Data extracted from a collection

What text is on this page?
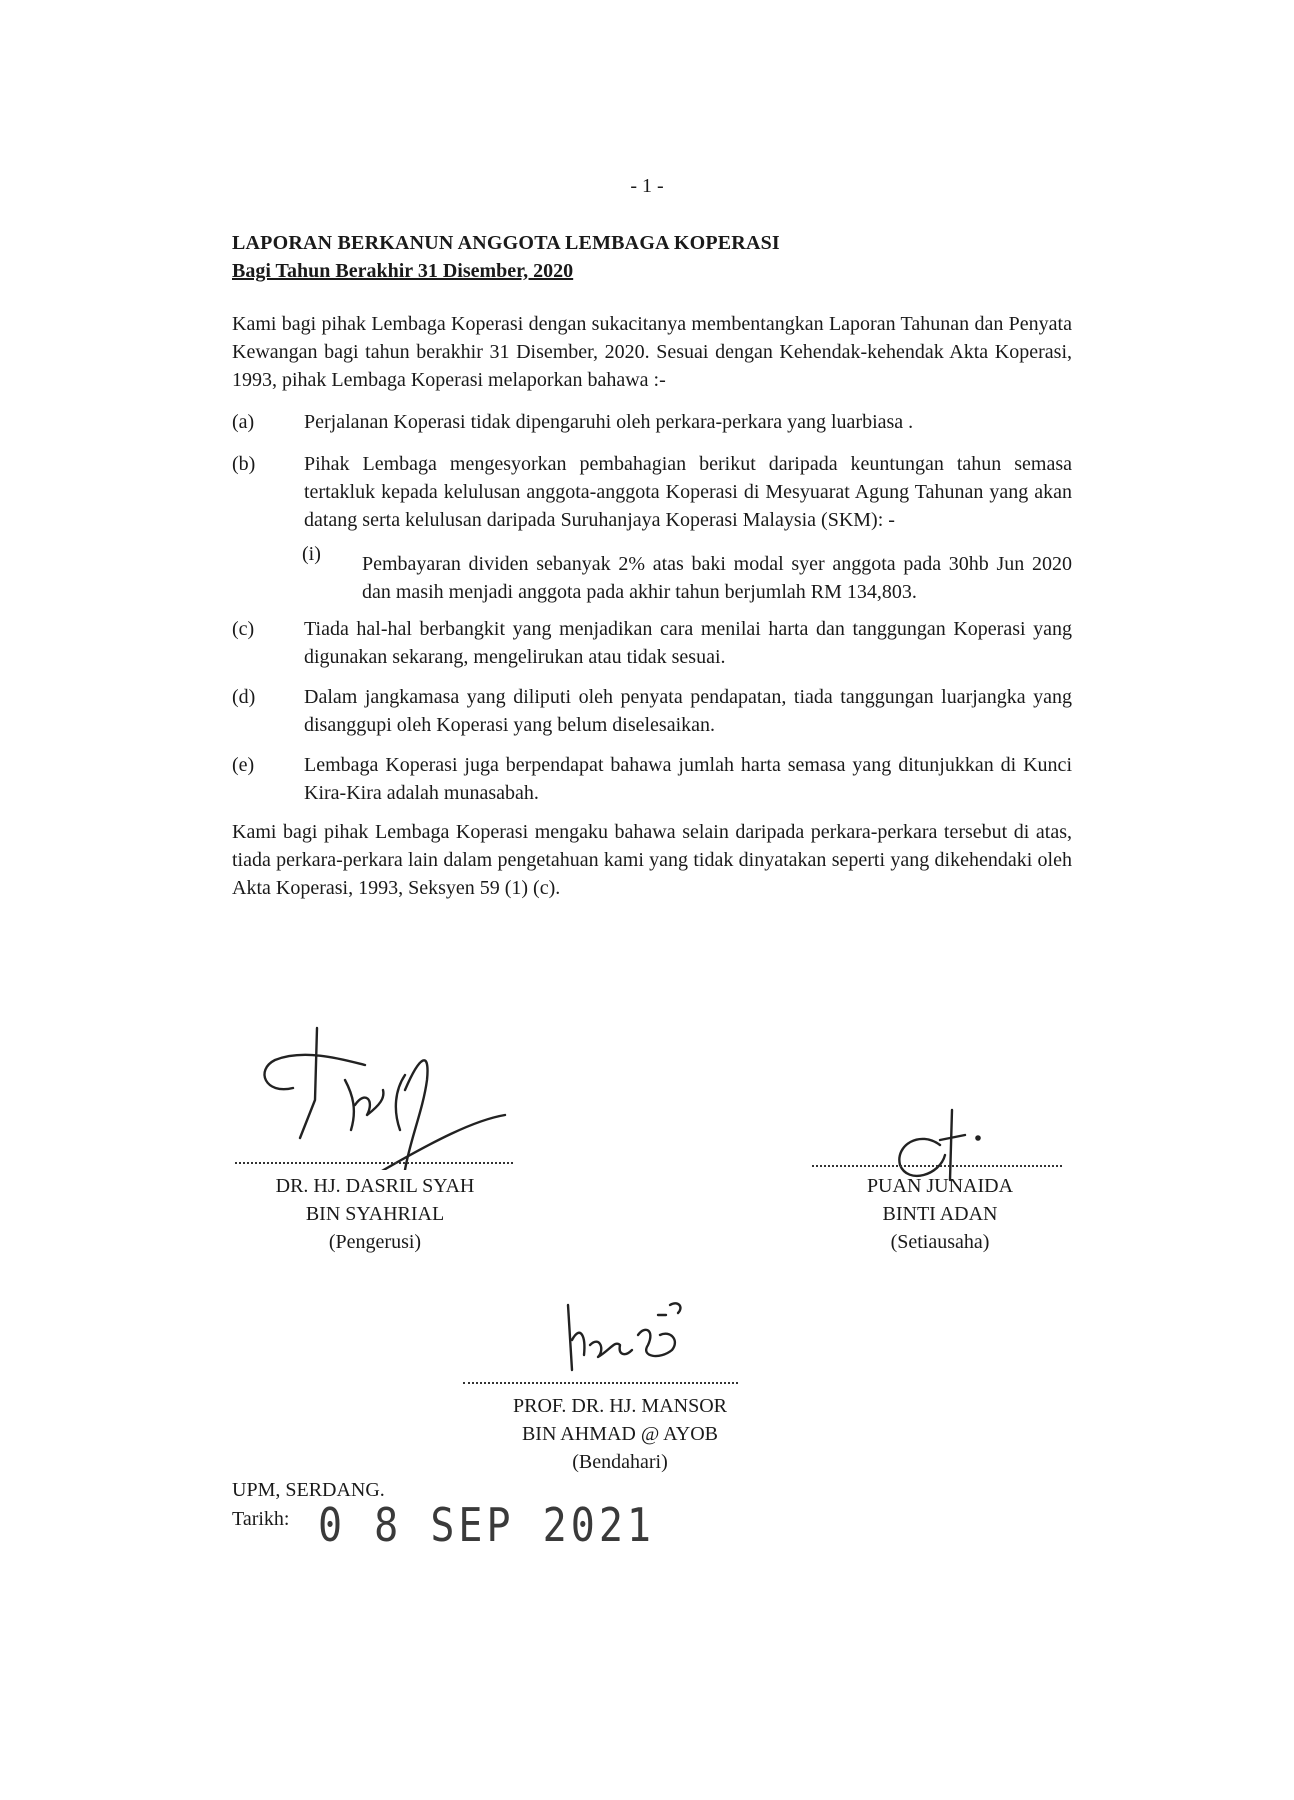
- 1 -
LAPORAN BERKANUN ANGGOTA LEMBAGA KOPERASI
Bagi Tahun Berakhir 31 Disember, 2020
Kami bagi pihak Lembaga Koperasi dengan sukacitanya membentangkan Laporan Tahunan dan Penyata Kewangan bagi tahun berakhir 31 Disember, 2020. Sesuai dengan Kehendak-kehendak Akta Koperasi, 1993, pihak Lembaga Koperasi melaporkan bahawa :-
(a) Perjalanan Koperasi tidak dipengaruhi oleh perkara-perkara yang luarbiasa .
(b) Pihak Lembaga mengesyorkan pembahagian berikut daripada keuntungan tahun semasa tertakluk kepada kelulusan anggota-anggota Koperasi di Mesyuarat Agung Tahunan yang akan datang serta kelulusan daripada Suruhanjaya Koperasi Malaysia (SKM): -
(i) Pembayaran dividen sebanyak 2% atas baki modal syer anggota pada 30hb Jun 2020 dan masih menjadi anggota pada akhir tahun berjumlah RM 134,803.
(c) Tiada hal-hal berbangkit yang menjadikan cara menilai harta dan tanggungan Koperasi yang digunakan sekarang, mengelirukan atau tidak sesuai.
(d) Dalam jangkamasa yang diliputi oleh penyata pendapatan, tiada tanggungan luarjangka yang disanggupi oleh Koperasi yang belum diselesaikan.
(e) Lembaga Koperasi juga berpendapat bahawa jumlah harta semasa yang ditunjukkan di Kunci Kira-Kira adalah munasabah.
Kami bagi pihak Lembaga Koperasi mengaku bahawa selain daripada perkara-perkara tersebut di atas, tiada perkara-perkara lain dalam pengetahuan kami yang tidak dinyatakan seperti yang dikehendaki oleh Akta Koperasi, 1993, Seksyen 59 (1) (c).
DR. HJ. DASRIL SYAH
BIN SYAHRIAL
(Pengerusi)
PUAN JUNAIDA
BINTI ADAN
(Setiausaha)
PROF. DR. HJ. MANSOR
BIN AHMAD @ AYOB
(Bendahari)
UPM, SERDANG.
Tarikh: 0 8 SEP 2021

#### EXERCISE GOAL:
Read through the entries and copy each line in which "perkara" appears.

#### RESULT:
(a) Perjalanan Koperasi tidak dipengaruhi oleh perkara-perkara yang luarbiasa .
Kami bagi pihak Lembaga Koperasi mengaku bahawa selain daripada perkara-perkara tersebut di atas, tiada perkara-perkara lain dalam pengetahuan kami yang tidak dinyatakan seperti yang dikehendaki oleh Akta Koperasi, 1993, Seksyen 59 (1) (c).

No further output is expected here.